Selected passage
And while this might seem like a relatively minor change, it ultimately makes a huge impact on the overall plot and structure of the movie. Because instead of being a fairly straightforward, unsettling journey into the unknown by a woman struggling to cope with the death of her husband, Garland’s movie is a sloppy mess that cuts back and forth between a half-baked subplot about Lena’s apparently rocky marriage and a cliche, incredibly predictable horror movie that you’ve definitely seen a hundred times before.


The simple truth about Annihilation is that while Garland manages to bring the same beautiful visual style to this movie as he did to Ex Machina, the story and overall experience is fairly lifeless, unoriginal, and shallow. There’s no time given to properly fleshing out the relationship between Lena and her husband, which not only negates the impact of the few flashbacks we get, but also cuts into time that could have been spent developing the mystery, allure, and danger of The Shimmer itself. Because we don’t get this dark, mysterious journey into some alien-but-familiar world. Instead, we get cliche, uninteresting characters bickering in cliche, uninteresting ways as they occasionally find something interesting but wholly pointless to look at. And then, it eventually and mercifully ends with a sloppy wink at the camera.

For example: the four explorers in the book are slowly broken down emotionally and physically by the nightmarish world they find themselves in and an unknown-to-them conspiracy set against them. In the movie, no such conspiracy exists. Nor do any of the characters organically breakdown over the course of the movie. Instead, the four characters are reduced to horror movie cliches–the main character, the nice one, the tough one, and the manipulator. And they’re all slowly moved around and removed from the board as you might expect from such a lazy set up, such as the “tough one” eventually snapping under the pressure and turning on her teammates.

And that would be fine, if incredibly predictable had Garland given us any reason to care about the team and their plight. This is a team of strangers, to each other and to us. And by the time it ends, they remain that way. There’s simply no reason to care about any of them. No time is dedicated to making us care.

Exercise 1
Answer these questions using the Annihilation review:
(a) Which earlier Garland film does the review say had the same beautiful visual style?
(b) What four character types are the explorers reduced to in the movie?
(c) According to the review, who are the members of the team strangers to?
The Annihilation review and the records are separate, unrelated material.

Information provided

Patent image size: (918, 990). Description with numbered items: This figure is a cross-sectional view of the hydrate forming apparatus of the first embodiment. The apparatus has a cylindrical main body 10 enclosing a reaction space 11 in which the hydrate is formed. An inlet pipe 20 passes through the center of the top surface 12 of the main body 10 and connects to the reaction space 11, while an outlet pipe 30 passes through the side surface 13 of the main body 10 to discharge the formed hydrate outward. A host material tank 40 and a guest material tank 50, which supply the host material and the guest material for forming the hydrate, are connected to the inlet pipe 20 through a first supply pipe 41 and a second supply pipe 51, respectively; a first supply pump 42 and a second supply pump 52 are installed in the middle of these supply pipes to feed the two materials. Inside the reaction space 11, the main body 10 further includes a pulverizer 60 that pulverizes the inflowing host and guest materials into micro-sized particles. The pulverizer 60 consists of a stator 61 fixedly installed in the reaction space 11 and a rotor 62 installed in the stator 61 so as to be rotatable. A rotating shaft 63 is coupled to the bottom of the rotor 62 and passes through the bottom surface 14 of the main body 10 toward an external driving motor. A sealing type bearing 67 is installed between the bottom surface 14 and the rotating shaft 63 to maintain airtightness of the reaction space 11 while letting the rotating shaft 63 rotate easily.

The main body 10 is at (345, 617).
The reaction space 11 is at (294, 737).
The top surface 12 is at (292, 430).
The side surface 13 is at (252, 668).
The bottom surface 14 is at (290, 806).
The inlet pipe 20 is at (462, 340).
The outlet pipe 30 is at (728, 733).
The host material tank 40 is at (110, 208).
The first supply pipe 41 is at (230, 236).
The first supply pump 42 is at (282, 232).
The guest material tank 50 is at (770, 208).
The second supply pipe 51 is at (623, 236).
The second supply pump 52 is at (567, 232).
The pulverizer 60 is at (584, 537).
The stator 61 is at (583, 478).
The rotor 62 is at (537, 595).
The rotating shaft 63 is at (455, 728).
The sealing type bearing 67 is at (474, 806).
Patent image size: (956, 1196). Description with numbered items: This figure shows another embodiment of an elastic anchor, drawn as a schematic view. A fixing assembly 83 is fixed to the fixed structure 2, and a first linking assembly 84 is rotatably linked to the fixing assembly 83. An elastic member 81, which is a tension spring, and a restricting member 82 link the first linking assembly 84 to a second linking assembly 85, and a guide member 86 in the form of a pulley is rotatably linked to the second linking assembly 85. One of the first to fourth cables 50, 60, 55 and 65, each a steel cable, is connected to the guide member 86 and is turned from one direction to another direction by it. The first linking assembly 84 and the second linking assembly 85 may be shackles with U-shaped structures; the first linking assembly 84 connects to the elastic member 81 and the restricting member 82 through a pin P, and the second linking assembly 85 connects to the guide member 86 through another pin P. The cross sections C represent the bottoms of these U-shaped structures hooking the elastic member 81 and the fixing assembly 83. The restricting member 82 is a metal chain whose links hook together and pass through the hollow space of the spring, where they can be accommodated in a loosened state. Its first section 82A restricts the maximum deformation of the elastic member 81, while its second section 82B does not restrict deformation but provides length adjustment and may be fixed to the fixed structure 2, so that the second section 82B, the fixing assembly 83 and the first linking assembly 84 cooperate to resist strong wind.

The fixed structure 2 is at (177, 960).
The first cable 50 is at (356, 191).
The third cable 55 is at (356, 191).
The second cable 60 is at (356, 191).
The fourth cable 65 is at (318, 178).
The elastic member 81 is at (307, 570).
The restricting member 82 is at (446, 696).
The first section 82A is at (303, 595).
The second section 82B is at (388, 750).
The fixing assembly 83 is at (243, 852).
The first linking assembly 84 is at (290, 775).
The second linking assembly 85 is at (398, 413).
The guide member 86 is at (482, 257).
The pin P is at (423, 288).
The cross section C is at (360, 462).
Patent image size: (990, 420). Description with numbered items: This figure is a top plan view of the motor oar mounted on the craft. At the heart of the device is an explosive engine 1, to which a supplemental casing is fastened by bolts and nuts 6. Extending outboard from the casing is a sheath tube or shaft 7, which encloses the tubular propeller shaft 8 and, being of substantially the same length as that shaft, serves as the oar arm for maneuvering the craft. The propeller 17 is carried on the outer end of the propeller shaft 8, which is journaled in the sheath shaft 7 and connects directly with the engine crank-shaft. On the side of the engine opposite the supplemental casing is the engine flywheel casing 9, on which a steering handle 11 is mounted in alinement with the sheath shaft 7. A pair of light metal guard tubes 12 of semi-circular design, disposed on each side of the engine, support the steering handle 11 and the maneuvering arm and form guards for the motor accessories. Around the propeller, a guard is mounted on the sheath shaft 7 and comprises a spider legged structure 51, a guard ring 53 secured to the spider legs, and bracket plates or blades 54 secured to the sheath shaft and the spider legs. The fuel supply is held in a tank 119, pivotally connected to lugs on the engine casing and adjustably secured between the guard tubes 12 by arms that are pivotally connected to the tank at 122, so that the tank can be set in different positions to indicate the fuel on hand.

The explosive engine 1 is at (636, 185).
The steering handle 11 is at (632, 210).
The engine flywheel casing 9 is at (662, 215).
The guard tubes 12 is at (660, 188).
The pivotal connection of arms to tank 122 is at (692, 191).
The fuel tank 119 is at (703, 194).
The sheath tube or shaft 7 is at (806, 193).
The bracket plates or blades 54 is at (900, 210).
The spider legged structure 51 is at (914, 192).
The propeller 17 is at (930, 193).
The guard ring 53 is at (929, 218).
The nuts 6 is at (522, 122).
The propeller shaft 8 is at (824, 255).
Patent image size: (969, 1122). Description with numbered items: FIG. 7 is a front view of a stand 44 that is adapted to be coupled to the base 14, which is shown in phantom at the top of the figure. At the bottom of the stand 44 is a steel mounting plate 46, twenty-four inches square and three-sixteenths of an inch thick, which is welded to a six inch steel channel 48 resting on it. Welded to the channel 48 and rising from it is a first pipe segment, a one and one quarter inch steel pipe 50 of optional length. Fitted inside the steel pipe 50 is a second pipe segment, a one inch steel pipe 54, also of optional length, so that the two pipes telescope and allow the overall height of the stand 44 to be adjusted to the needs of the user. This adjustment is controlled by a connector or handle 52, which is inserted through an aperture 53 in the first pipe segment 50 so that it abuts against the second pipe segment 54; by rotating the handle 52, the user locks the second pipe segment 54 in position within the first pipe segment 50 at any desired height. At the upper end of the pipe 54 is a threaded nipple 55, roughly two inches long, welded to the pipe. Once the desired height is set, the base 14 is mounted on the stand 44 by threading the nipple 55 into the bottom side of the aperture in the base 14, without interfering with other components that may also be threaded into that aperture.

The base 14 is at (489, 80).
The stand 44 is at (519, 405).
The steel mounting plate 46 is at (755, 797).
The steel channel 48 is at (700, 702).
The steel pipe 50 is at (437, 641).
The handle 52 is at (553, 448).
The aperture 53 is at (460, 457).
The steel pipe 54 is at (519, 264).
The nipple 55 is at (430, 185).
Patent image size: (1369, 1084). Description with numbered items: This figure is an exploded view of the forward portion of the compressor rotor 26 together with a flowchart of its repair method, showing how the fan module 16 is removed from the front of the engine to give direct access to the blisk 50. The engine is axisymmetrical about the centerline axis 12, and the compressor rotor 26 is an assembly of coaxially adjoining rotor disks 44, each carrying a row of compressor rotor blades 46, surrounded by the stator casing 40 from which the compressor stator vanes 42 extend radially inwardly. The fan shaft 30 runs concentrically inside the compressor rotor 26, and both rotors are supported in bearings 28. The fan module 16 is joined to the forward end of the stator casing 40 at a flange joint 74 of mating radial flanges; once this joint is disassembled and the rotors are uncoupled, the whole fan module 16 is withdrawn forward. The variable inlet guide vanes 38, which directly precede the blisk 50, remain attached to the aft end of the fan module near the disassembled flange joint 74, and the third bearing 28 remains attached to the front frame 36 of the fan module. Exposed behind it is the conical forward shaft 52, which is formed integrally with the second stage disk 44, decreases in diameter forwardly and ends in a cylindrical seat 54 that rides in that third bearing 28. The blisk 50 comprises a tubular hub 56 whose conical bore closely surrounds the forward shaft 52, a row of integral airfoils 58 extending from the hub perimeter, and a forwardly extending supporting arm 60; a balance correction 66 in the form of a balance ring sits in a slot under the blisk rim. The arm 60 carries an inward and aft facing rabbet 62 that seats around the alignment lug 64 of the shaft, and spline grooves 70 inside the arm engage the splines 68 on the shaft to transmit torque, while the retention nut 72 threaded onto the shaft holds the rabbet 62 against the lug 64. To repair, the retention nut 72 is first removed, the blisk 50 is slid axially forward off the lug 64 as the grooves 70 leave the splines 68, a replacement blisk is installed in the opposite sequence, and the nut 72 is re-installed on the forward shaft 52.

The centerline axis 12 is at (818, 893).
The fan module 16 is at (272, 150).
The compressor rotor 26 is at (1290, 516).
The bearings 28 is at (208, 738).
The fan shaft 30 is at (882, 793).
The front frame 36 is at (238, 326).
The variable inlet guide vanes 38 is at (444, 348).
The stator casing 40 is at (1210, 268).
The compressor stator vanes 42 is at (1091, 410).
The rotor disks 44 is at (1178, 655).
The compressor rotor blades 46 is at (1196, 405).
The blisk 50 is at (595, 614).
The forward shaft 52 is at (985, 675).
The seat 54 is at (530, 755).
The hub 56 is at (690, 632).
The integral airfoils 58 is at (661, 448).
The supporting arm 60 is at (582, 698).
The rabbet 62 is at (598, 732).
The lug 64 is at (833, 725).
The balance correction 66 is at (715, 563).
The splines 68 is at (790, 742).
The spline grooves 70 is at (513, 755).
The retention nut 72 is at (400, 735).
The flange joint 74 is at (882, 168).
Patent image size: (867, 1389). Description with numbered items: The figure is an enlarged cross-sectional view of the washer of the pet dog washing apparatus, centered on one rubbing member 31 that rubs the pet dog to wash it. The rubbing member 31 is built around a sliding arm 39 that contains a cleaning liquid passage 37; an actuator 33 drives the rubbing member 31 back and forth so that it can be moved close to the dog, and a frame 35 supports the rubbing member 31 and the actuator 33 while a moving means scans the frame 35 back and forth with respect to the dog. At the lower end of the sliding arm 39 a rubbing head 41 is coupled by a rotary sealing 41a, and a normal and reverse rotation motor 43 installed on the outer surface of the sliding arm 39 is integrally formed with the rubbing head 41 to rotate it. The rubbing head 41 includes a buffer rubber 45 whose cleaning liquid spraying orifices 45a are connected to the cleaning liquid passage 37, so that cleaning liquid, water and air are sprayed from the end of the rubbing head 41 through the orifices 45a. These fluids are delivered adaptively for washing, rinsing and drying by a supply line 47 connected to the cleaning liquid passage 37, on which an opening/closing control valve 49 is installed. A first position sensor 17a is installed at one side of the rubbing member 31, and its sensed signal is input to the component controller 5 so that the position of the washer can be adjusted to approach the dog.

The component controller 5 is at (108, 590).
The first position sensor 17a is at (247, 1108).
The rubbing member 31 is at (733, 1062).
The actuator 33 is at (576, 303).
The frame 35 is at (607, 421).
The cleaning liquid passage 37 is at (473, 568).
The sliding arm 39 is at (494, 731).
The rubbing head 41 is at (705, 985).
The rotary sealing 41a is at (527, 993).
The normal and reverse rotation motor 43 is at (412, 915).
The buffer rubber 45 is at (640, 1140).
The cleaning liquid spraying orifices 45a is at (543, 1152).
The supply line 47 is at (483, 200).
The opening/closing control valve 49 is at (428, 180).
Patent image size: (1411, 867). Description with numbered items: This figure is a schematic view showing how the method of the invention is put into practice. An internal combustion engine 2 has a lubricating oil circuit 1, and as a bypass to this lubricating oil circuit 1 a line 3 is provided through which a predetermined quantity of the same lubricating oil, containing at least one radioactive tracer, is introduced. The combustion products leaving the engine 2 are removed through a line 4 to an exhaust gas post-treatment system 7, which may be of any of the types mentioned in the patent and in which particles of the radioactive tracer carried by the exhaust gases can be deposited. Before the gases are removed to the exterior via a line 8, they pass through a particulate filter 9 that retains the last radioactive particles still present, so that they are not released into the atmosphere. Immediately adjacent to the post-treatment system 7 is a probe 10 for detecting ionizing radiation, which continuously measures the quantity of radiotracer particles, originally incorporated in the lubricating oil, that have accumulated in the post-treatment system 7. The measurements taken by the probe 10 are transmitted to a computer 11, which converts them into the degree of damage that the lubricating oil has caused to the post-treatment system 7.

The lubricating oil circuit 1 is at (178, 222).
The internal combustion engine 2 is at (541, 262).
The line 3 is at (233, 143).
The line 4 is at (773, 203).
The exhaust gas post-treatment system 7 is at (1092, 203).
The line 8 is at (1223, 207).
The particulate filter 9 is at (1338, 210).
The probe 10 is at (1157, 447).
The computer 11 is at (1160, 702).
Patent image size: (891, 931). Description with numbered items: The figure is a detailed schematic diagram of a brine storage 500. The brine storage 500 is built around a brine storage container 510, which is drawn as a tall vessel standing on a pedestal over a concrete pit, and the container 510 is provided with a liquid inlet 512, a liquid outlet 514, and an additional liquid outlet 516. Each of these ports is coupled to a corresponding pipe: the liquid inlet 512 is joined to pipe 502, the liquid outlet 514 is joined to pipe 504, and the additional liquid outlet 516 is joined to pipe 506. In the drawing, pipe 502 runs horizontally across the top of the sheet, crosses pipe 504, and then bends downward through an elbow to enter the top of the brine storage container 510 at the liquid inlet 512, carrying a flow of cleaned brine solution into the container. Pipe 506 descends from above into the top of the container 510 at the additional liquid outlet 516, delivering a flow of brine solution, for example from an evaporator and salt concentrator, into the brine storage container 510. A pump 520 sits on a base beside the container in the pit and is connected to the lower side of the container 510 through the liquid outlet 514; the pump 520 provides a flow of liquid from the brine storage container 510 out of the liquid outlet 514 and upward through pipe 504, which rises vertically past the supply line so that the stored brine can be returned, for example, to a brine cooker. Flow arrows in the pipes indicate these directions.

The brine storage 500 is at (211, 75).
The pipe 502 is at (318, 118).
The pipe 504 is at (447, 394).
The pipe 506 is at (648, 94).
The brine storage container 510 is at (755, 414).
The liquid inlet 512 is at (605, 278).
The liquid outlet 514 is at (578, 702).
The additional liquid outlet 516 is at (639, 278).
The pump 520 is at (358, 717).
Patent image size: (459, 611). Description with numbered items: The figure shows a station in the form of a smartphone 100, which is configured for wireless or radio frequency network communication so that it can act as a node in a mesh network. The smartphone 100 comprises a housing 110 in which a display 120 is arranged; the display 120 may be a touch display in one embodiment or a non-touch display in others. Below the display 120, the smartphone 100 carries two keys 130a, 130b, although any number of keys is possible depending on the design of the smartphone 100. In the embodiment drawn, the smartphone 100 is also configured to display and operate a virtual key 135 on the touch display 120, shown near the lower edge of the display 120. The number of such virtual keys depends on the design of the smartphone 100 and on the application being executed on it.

Exercise 2
Echo the stretch of the records from the line that contains "Patent image size: (969, 1122)." through the line that contains "The nipple 55 is at (430, 185).", including both of those lines.

Written response 1
(a) Ex Machina
(b) The main character, the nice one, the tough one, and the manipulator
(c) To each other and to us

Written response 2
Patent image size: (969, 1122). Description with numbered items: FIG. 7 is a front view of a stand 44 that is adapted to be coupled to the base 14, which is shown in phantom at the top of the figure. At the bottom of the stand 44 is a steel mounting plate 46, twenty-four inches square and three-sixteenths of an inch thick, which is welded to a six inch steel channel 48 resting on it. Welded to the channel 48 and rising from it is a first pipe segment, a one and one quarter inch steel pipe 50 of optional length. Fitted inside the steel pipe 50 is a second pipe segment, a one inch steel pipe 54, also of optional length, so that the two pipes telescope and allow the overall height of the stand 44 to be adjusted to the needs of the user. This adjustment is controlled by a connector or handle 52, which is inserted through an aperture 53 in the first pipe segment 50 so that it abuts against the second pipe segment 54; by rotating the handle 52, the user locks the second pipe segment 54 in position within the first pipe segment 50 at any desired height. At the upper end of the pipe 54 is a threaded nipple 55, roughly two inches long, welded to the pipe. Once the desired height is set, the base 14 is mounted on the stand 44 by threading the nipple 55 into the bottom side of the aperture in the base 14, without interfering with other components that may also be threaded into that aperture.

The base 14 is at (489, 80).
The stand 44 is at (519, 405).
The steel mounting plate 46 is at (755, 797).
The steel channel 48 is at (700, 702).
The steel pipe 50 is at (437, 641).
The handle 52 is at (553, 448).
The aperture 53 is at (460, 457).
The steel pipe 54 is at (519, 264).
The nipple 55 is at (430, 185).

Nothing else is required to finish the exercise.